The request: Give the number of lines in the listing that hold the word "name". Write nothing but that number.

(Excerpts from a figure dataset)
= = =

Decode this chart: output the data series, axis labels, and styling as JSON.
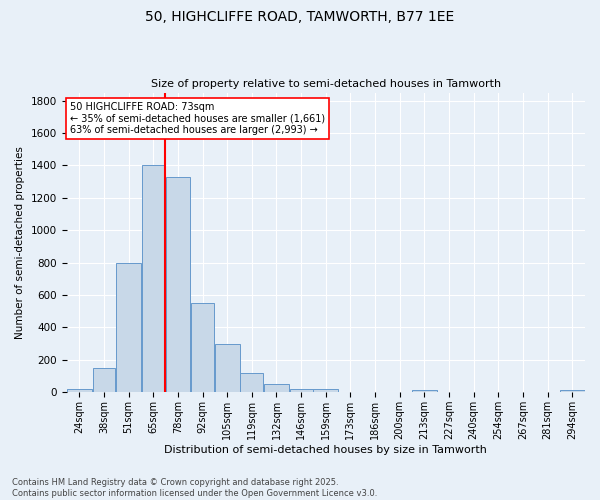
{
  "title1": "50, HIGHCLIFFE ROAD, TAMWORTH, B77 1EE",
  "title2": "Size of property relative to semi-detached houses in Tamworth",
  "xlabel": "Distribution of semi-detached houses by size in Tamworth",
  "ylabel": "Number of semi-detached properties",
  "bin_labels": [
    "24sqm",
    "38sqm",
    "51sqm",
    "65sqm",
    "78sqm",
    "92sqm",
    "105sqm",
    "119sqm",
    "132sqm",
    "146sqm",
    "159sqm",
    "173sqm",
    "186sqm",
    "200sqm",
    "213sqm",
    "227sqm",
    "240sqm",
    "254sqm",
    "267sqm",
    "281sqm",
    "294sqm"
  ],
  "bar_values": [
    20,
    150,
    800,
    1400,
    1330,
    550,
    300,
    120,
    50,
    20,
    20,
    0,
    0,
    0,
    15,
    0,
    0,
    0,
    0,
    0,
    15
  ],
  "bar_color": "#c8d8e8",
  "bar_edge_color": "#6699cc",
  "annotation_line1": "50 HIGHCLIFFE ROAD: 73sqm",
  "annotation_line2": "← 35% of semi-detached houses are smaller (1,661)",
  "annotation_line3": "63% of semi-detached houses are larger (2,993) →",
  "vline_x_idx": 4,
  "vline_color": "red",
  "bin_edges": [
    17,
    31,
    44,
    58,
    71,
    85,
    98,
    112,
    125,
    139,
    152,
    166,
    179,
    193,
    206,
    220,
    233,
    247,
    260,
    274,
    287,
    301
  ],
  "ylim": [
    0,
    1850
  ],
  "yticks": [
    0,
    200,
    400,
    600,
    800,
    1000,
    1200,
    1400,
    1600,
    1800
  ],
  "footnote1": "Contains HM Land Registry data © Crown copyright and database right 2025.",
  "footnote2": "Contains public sector information licensed under the Open Government Licence v3.0.",
  "background_color": "#e8f0f8",
  "grid_color": "white",
  "vline_x_val": 71
}
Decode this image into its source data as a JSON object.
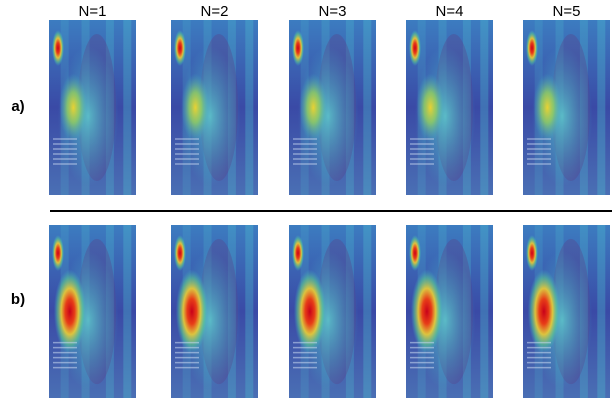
{
  "columns": [
    "N=1",
    "N=2",
    "N=3",
    "N=4",
    "N=5"
  ],
  "rows": [
    "a)",
    "b)"
  ]
}
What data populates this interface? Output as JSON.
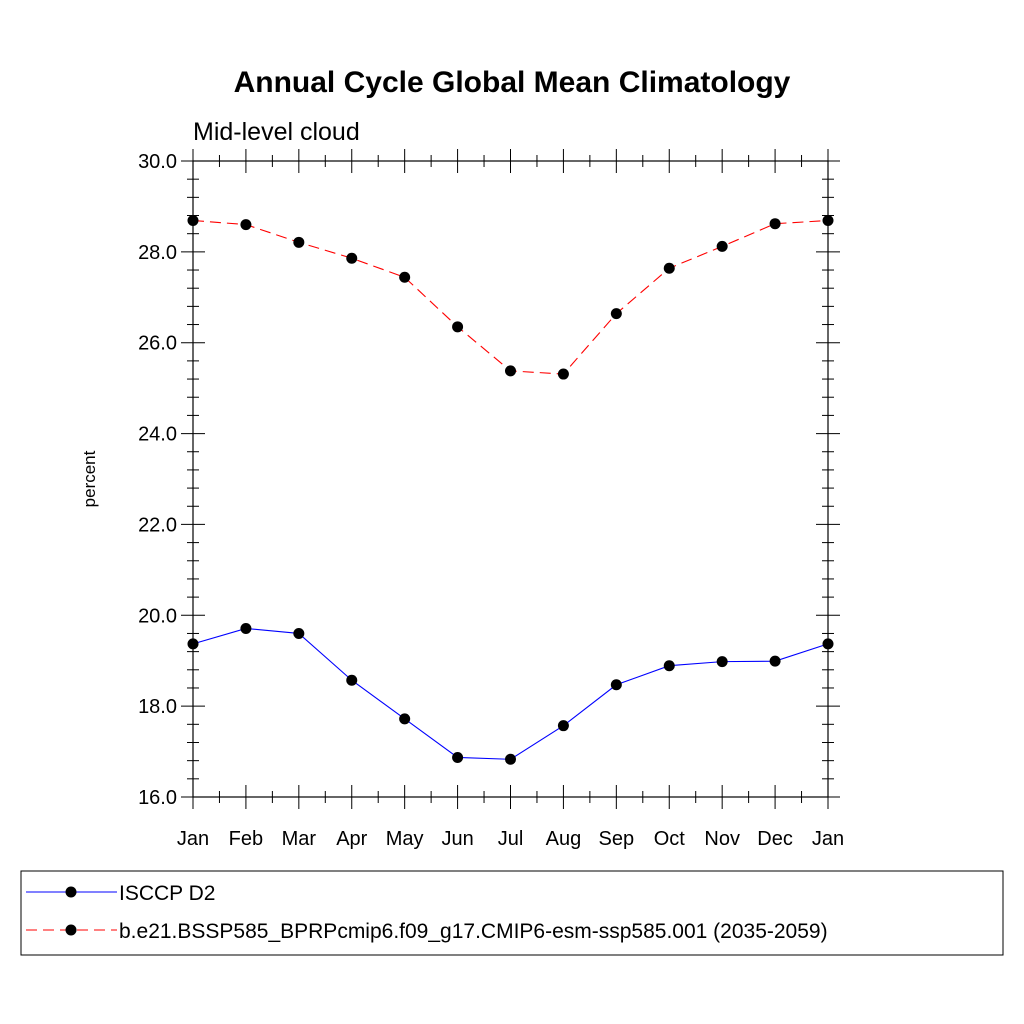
{
  "chart_data": {
    "type": "line",
    "title": "Annual Cycle Global Mean Climatology",
    "subtitle": "Mid-level cloud",
    "xlabel": "",
    "ylabel": "percent",
    "categories": [
      "Jan",
      "Feb",
      "Mar",
      "Apr",
      "May",
      "Jun",
      "Jul",
      "Aug",
      "Sep",
      "Oct",
      "Nov",
      "Dec",
      "Jan"
    ],
    "ylim": [
      16.0,
      30.0
    ],
    "yticks": [
      "16.0",
      "18.0",
      "20.0",
      "22.0",
      "24.0",
      "26.0",
      "28.0",
      "30.0"
    ],
    "grid": false,
    "legend_position": "bottom",
    "series": [
      {
        "name": "ISCCP D2",
        "color": "#0000ff",
        "line_style": "solid",
        "values": [
          19.37,
          19.71,
          19.6,
          18.57,
          17.72,
          16.87,
          16.83,
          17.57,
          18.47,
          18.89,
          18.98,
          18.99,
          19.37
        ]
      },
      {
        "name": "b.e21.BSSP585_BPRPcmip6.f09_g17.CMIP6-esm-ssp585.001 (2035-2059)",
        "color": "#ff0000",
        "line_style": "dashed",
        "values": [
          28.69,
          28.6,
          28.21,
          27.86,
          27.44,
          26.35,
          25.38,
          25.31,
          26.64,
          27.64,
          28.12,
          28.62,
          28.69
        ]
      }
    ]
  }
}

= = =

The result: 2